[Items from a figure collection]
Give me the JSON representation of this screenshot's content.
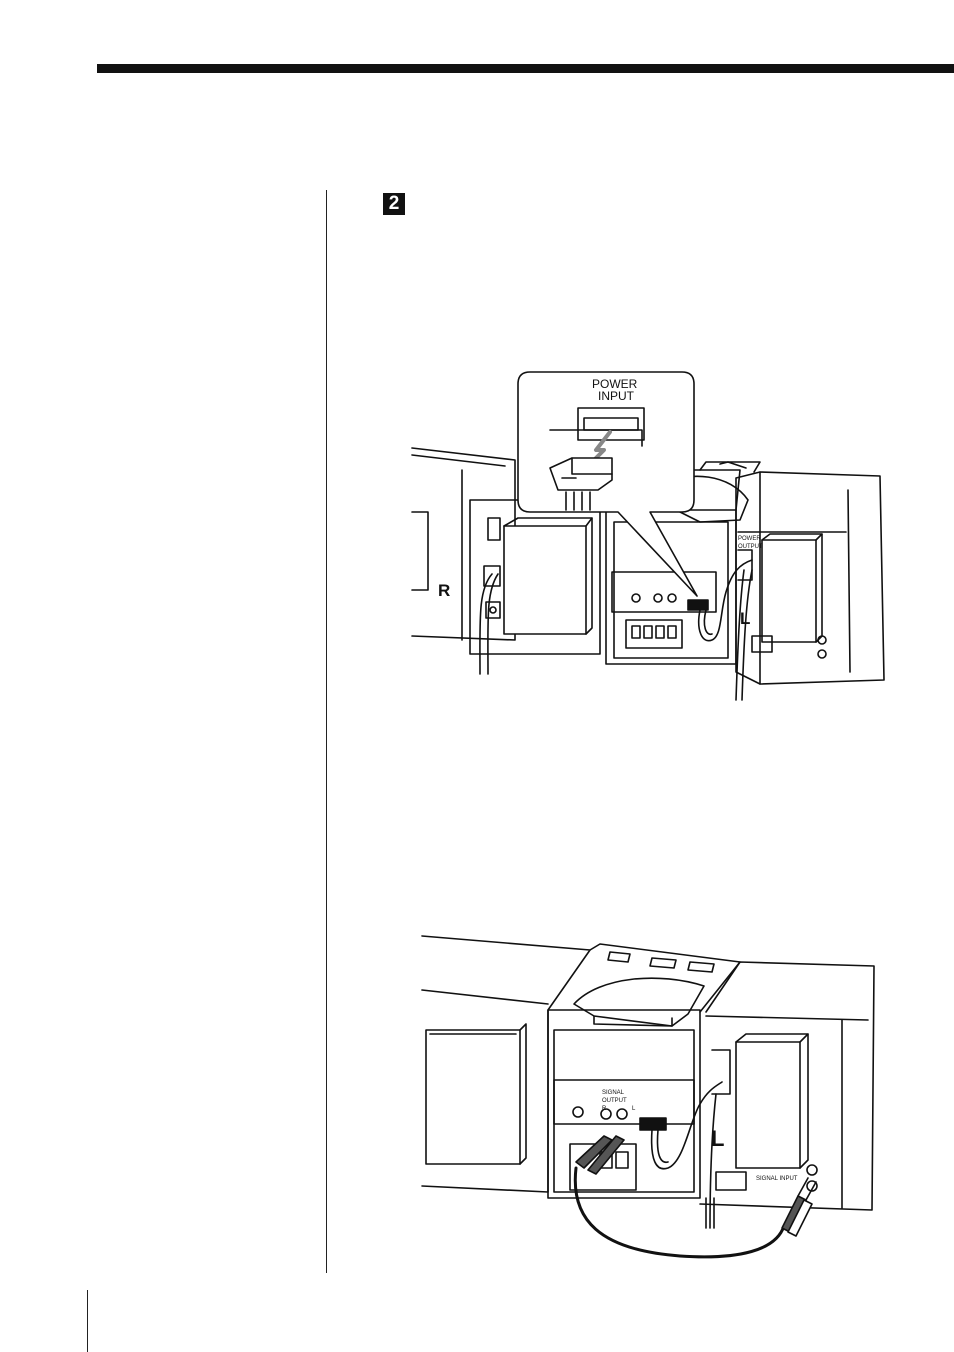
{
  "step": {
    "number": "2"
  },
  "figure1": {
    "callout_label_line1": "POWER",
    "callout_label_line2": "INPUT",
    "unit_label_right": "R",
    "unit_label_left": "L",
    "power_output_line1": "POWER",
    "power_output_line2": "OUTPUT"
  },
  "figure2": {
    "signal_output_line1": "SIGNAL",
    "signal_output_line2": "OUTPUT",
    "channel_r": "R",
    "channel_l": "L",
    "signal_input": "SIGNAL INPUT",
    "unit_label_left": "L"
  }
}
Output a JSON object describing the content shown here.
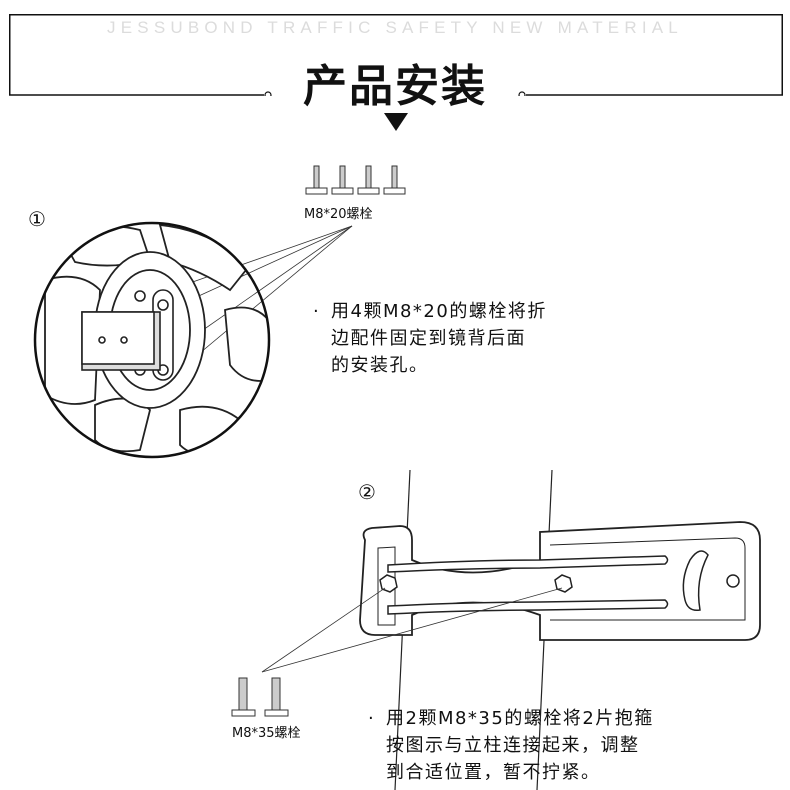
{
  "header": {
    "brand_text": "JESSUBOND TRAFFIC SAFETY NEW MATERIAL",
    "title": "产品安装"
  },
  "step1": {
    "number": "①",
    "bolt_label": "M8*20螺栓",
    "instruction_lines": [
      "用4颗M8*20的螺栓将折",
      "边配件固定到镜背后面",
      "的安装孔。"
    ]
  },
  "step2": {
    "number": "②",
    "bolt_label": "M8*35螺栓",
    "instruction_lines": [
      "用2颗M8*35的螺栓将2片抱箍",
      "按图示与立柱连接起来，调整",
      "到合适位置，暂不拧紧。"
    ]
  },
  "bullet": "·"
}
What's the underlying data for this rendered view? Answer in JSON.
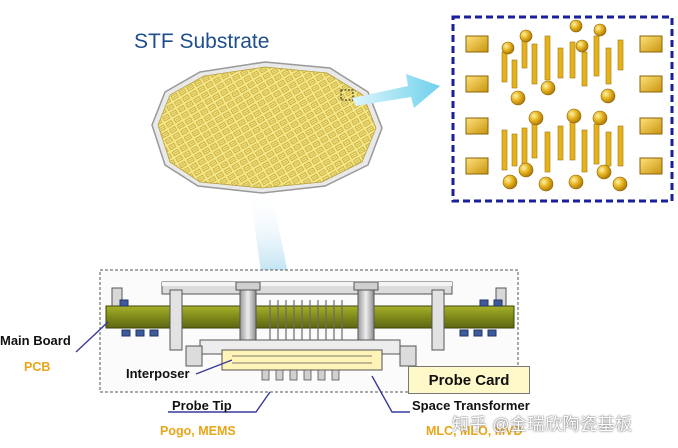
{
  "diagram": {
    "title": "STF Substrate",
    "labels": {
      "main_board": "Main Board",
      "main_board_sub": "PCB",
      "interposer": "Interposer",
      "probe_tip": "Probe Tip",
      "probe_tip_sub": "Pogo, MEMS",
      "space_transformer": "Space Transformer",
      "space_transformer_sub": "MLC, MLO, MVD",
      "probe_card": "Probe Card"
    },
    "watermark": "知乎 @金瑞欣陶瓷基板",
    "colors": {
      "title": "#1f4e8c",
      "substrate_fill": "#f2e68a",
      "substrate_pattern": "#c8a62a",
      "pad_gold": "#e6b21c",
      "detail_border": "#1a1f9c",
      "board_green": "#7f8a1a",
      "label_accent": "#e8a517",
      "leader_lines": "#3a3a9a",
      "arrow": "#7fd8ee"
    }
  }
}
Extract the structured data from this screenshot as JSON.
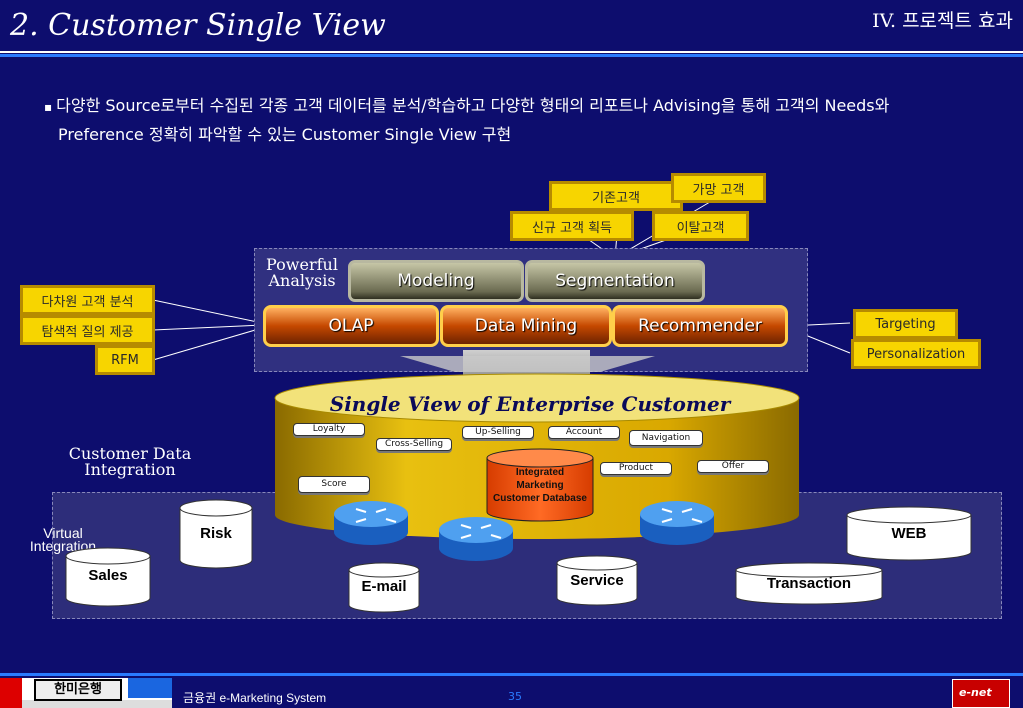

#### TASK TO COMPLETE
In the listing, find each line with the string "screenshot" and copy it.

#### FINAL RESULT
Give me the JSON representation of this screenshot's content.
Extract the structured data from this screenshot as JSON.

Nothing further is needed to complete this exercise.